Supplied data
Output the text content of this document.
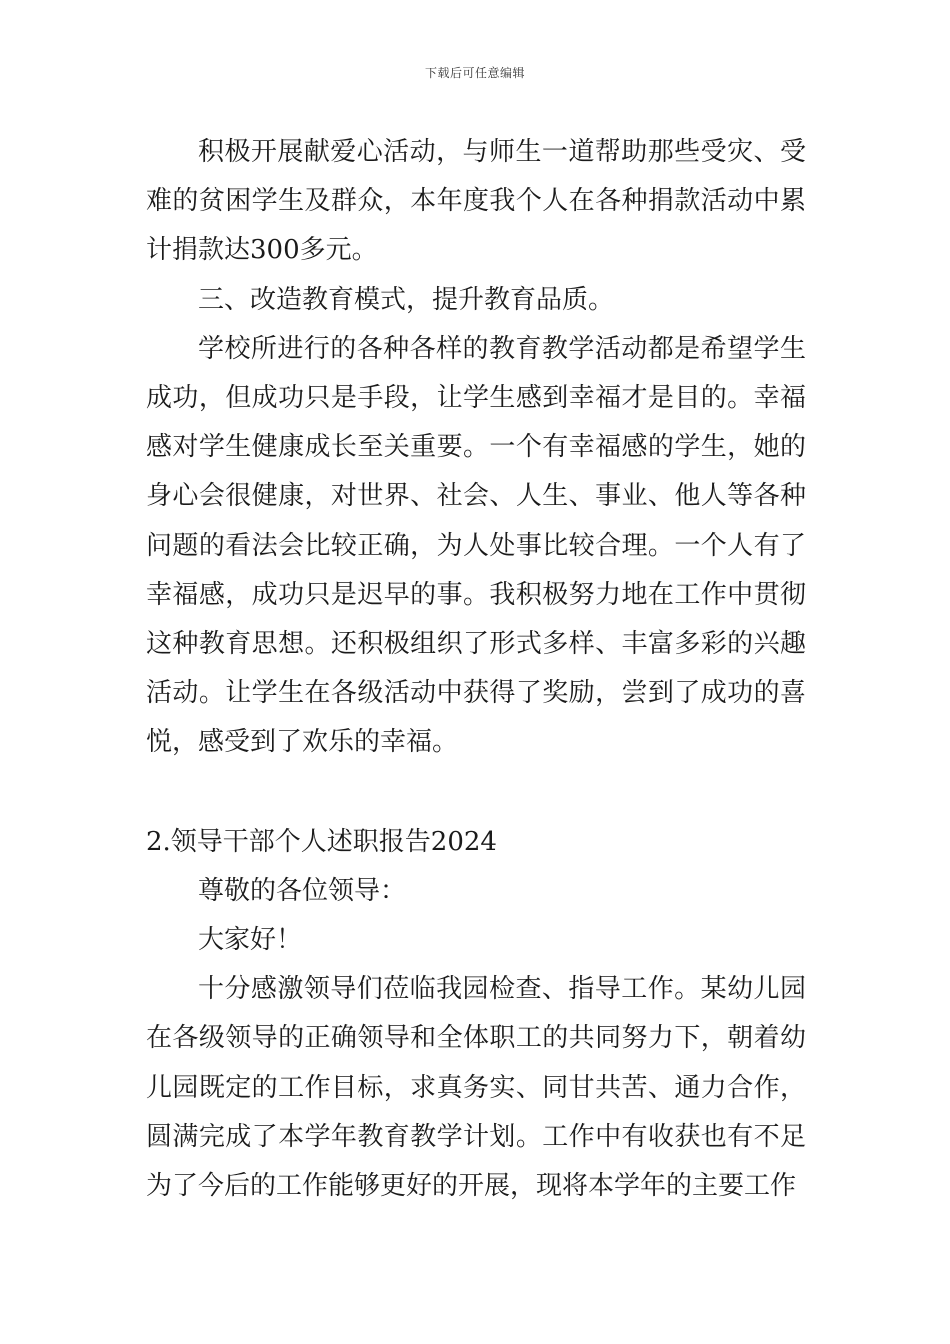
下载后可任意编辑

积极开展献爱心活动，与师生一道帮助那些受灾、受难的贫困学生及群众，本年度我个人在各种捐款活动中累计捐款达300多元。

三、改造教育模式，提升教育品质。

学校所进行的各种各样的教育教学活动都是希望学生成功，但成功只是手段，让学生感到幸福才是目的。幸福感对学生健康成长至关重要。一个有幸福感的学生，她的身心会很健康，对世界、社会、人生、事业、他人等各种问题的看法会比较正确，为人处事比较合理。一个人有了幸福感，成功只是迟早的事。我积极努力地在工作中贯彻这种教育思想。还积极组织了形式多样、丰富多彩的兴趣活动。让学生在各级活动中获得了奖励，尝到了成功的喜悦，感受到了欢乐的幸福。

2.领导干部个人述职报告2024

尊敬的各位领导：

大家好！

十分感激领导们莅临我园检查、指导工作。某幼儿园在各级领导的正确领导和全体职工的共同努力下，朝着幼儿园既定的工作目标，求真务实、同甘共苦、通力合作，圆满完成了本学年教育教学计划。工作中有收获也有不足为了今后的工作能够更好的开展，现将本学年的主要工作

What to do
Transcribe every entry word for word, but omit the pictures.

Answer in full
Output the text content of this document.
下载后可任意编辑

积极开展献爱心活动，与师生一道帮助那些受灾、受难的贫困学生及群众，本年度我个人在各种捐款活动中累计捐款达300多元。

三、改造教育模式，提升教育品质。

学校所进行的各种各样的教育教学活动都是希望学生成功，但成功只是手段，让学生感到幸福才是目的。幸福感对学生健康成长至关重要。一个有幸福感的学生，她的身心会很健康，对世界、社会、人生、事业、他人等各种问题的看法会比较正确，为人处事比较合理。一个人有了幸福感，成功只是迟早的事。我积极努力地在工作中贯彻这种教育思想。还积极组织了形式多样、丰富多彩的兴趣活动。让学生在各级活动中获得了奖励，尝到了成功的喜悦，感受到了欢乐的幸福。

2.领导干部个人述职报告2024

尊敬的各位领导：

大家好！

十分感激领导们莅临我园检查、指导工作。某幼儿园在各级领导的正确领导和全体职工的共同努力下，朝着幼儿园既定的工作目标，求真务实、同甘共苦、通力合作，圆满完成了本学年教育教学计划。工作中有收获也有不足为了今后的工作能够更好的开展，现将本学年的主要工作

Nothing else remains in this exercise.